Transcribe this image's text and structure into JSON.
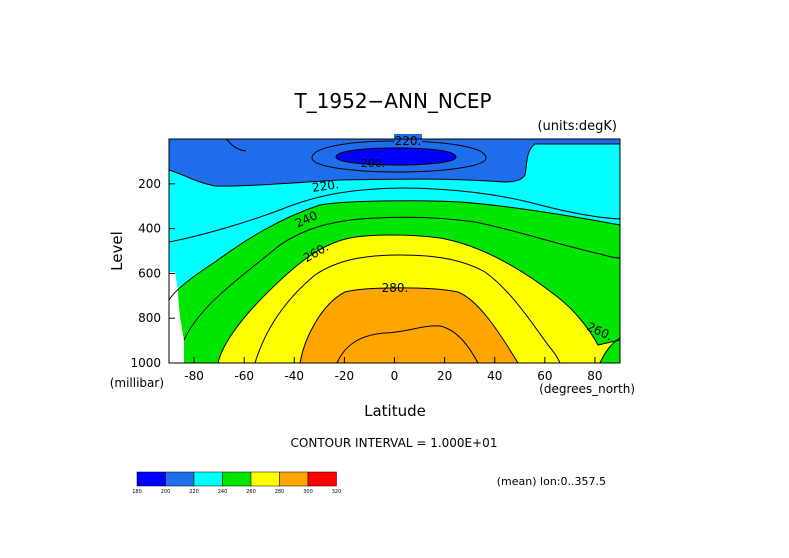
{
  "chart_data": {
    "type": "contour",
    "title": "T_1952−ANN_NCEP",
    "units": "(units:degK)",
    "xlabel": "Latitude",
    "ylabel": "Level",
    "x_unit_label": "(degrees_north)",
    "y_unit_label": "(millibar)",
    "xlim": [
      -90,
      90
    ],
    "ylim": [
      1000,
      0
    ],
    "y_inverted": true,
    "x_ticks": [
      -80,
      -60,
      -40,
      -20,
      0,
      20,
      40,
      60,
      80
    ],
    "x_tick_labels": [
      "-80",
      "-60",
      "-40",
      "-20",
      "0",
      "20",
      "40",
      "60",
      "80"
    ],
    "y_ticks": [
      200,
      400,
      600,
      800,
      1000
    ],
    "y_tick_labels": [
      "200",
      "400",
      "600",
      "800",
      "1000"
    ],
    "contour_interval_text": "CONTOUR INTERVAL = 1.000E+01",
    "mean_text": "(mean) lon:0..357.5",
    "contour_labels": [
      {
        "text": "220.",
        "lat": 5,
        "level": 105
      },
      {
        "text": "200.",
        "lat": -8,
        "level": 100
      },
      {
        "text": "220.",
        "lat": -28,
        "level": 205
      },
      {
        "text": "240",
        "lat": -35,
        "level": 350
      },
      {
        "text": "260.",
        "lat": -30,
        "level": 505
      },
      {
        "text": "280.",
        "lat": 0,
        "level": 705
      },
      {
        "text": "260.",
        "lat": 82,
        "level": 855
      }
    ],
    "contour_levels": [
      180,
      200,
      220,
      240,
      260,
      280,
      300,
      320
    ],
    "colorbar": {
      "labels": [
        "180",
        "200",
        "220",
        "240",
        "260",
        "280",
        "300",
        "320"
      ],
      "colors": [
        "#0000ff",
        "#1e6eeb",
        "#00ffff",
        "#00e600",
        "#ffff00",
        "#ffa500",
        "#ff0000"
      ]
    },
    "bands": [
      {
        "range": "<200",
        "color": "#0000ff"
      },
      {
        "range": "200-220",
        "color": "#1e6eeb"
      },
      {
        "range": "220-240",
        "color": "#00ffff"
      },
      {
        "range": "240-260",
        "color": "#00e600"
      },
      {
        "range": "260-280",
        "color": "#ffff00"
      },
      {
        "range": "280-300",
        "color": "#ffa500"
      }
    ]
  }
}
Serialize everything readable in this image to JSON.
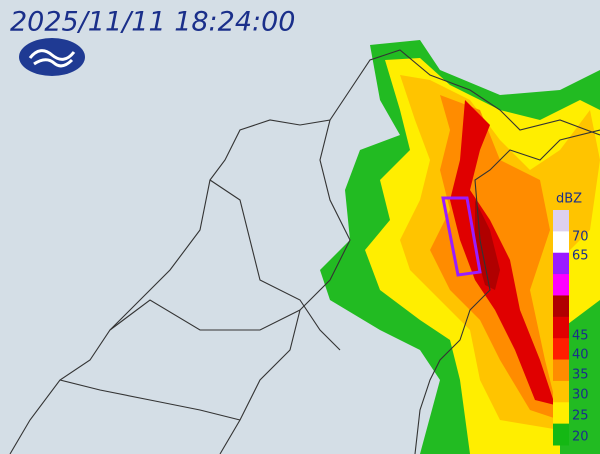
{
  "header": {
    "timestamp": "2025/11/11 18:24:00"
  },
  "legend": {
    "unit": "dBZ",
    "labels": [
      "70",
      "65",
      "45",
      "40",
      "35",
      "30",
      "25",
      "20"
    ],
    "colors": [
      "#ddd0ee",
      "#ffffff",
      "#9a1cff",
      "#ff00ff",
      "#b00000",
      "#e00000",
      "#ff1e00",
      "#ff8c00",
      "#ffc400",
      "#ffee00",
      "#14b814"
    ]
  }
}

• • •

__Task instructions__
Your task is to copy the entries in full and exactly, without any images.

__Response to this task__
Transcribe this image's text and structure into JSON.
{
  "chart_data": {
    "type": "contour",
    "title": "T_1952−ANN_NCEP",
    "units": "(units:degK)",
    "xlabel": "Latitude",
    "ylabel": "Level",
    "x_unit_label": "(degrees_north)",
    "y_unit_label": "(millibar)",
    "xlim": [
      -90,
      90
    ],
    "ylim": [
      1000,
      0
    ],
    "y_inverted": true,
    "x_ticks": [
      -80,
      -60,
      -40,
      -20,
      0,
      20,
      40,
      60,
      80
    ],
    "x_tick_labels": [
      "-80",
      "-60",
      "-40",
      "-20",
      "0",
      "20",
      "40",
      "60",
      "80"
    ],
    "y_ticks": [
      200,
      400,
      600,
      800,
      1000
    ],
    "y_tick_labels": [
      "200",
      "400",
      "600",
      "800",
      "1000"
    ],
    "contour_interval_text": "CONTOUR INTERVAL = 1.000E+01",
    "mean_text": "(mean) lon:0..357.5",
    "contour_labels": [
      {
        "text": "220.",
        "lat": 5,
        "level": 105
      },
      {
        "text": "200.",
        "lat": -8,
        "level": 100
      },
      {
        "text": "220.",
        "lat": -28,
        "level": 205
      },
      {
        "text": "240",
        "lat": -35,
        "level": 350
      },
      {
        "text": "260.",
        "lat": -30,
        "level": 505
      },
      {
        "text": "280.",
        "lat": 0,
        "level": 705
      },
      {
        "text": "260.",
        "lat": 82,
        "level": 855
      }
    ],
    "contour_levels": [
      180,
      200,
      220,
      240,
      260,
      280,
      300,
      320
    ],
    "colorbar": {
      "labels": [
        "180",
        "200",
        "220",
        "240",
        "260",
        "280",
        "300",
        "320"
      ],
      "colors": [
        "#0000ff",
        "#1e6eeb",
        "#00ffff",
        "#00e600",
        "#ffff00",
        "#ffa500",
        "#ff0000"
      ]
    },
    "bands": [
      {
        "range": "<200",
        "color": "#0000ff"
      },
      {
        "range": "200-220",
        "color": "#1e6eeb"
      },
      {
        "range": "220-240",
        "color": "#00ffff"
      },
      {
        "range": "240-260",
        "color": "#00e600"
      },
      {
        "range": "260-280",
        "color": "#ffff00"
      },
      {
        "range": "280-300",
        "color": "#ffa500"
      }
    ]
  }
}
Serialize everything readable in this image to JSON.
{
  "header": {
    "timestamp": "2025/11/11 18:24:00"
  },
  "legend": {
    "unit": "dBZ",
    "labels": [
      "70",
      "65",
      "45",
      "40",
      "35",
      "30",
      "25",
      "20"
    ],
    "colors": [
      "#ddd0ee",
      "#ffffff",
      "#9a1cff",
      "#ff00ff",
      "#b00000",
      "#e00000",
      "#ff1e00",
      "#ff8c00",
      "#ffc400",
      "#ffee00",
      "#14b814"
    ]
  }
}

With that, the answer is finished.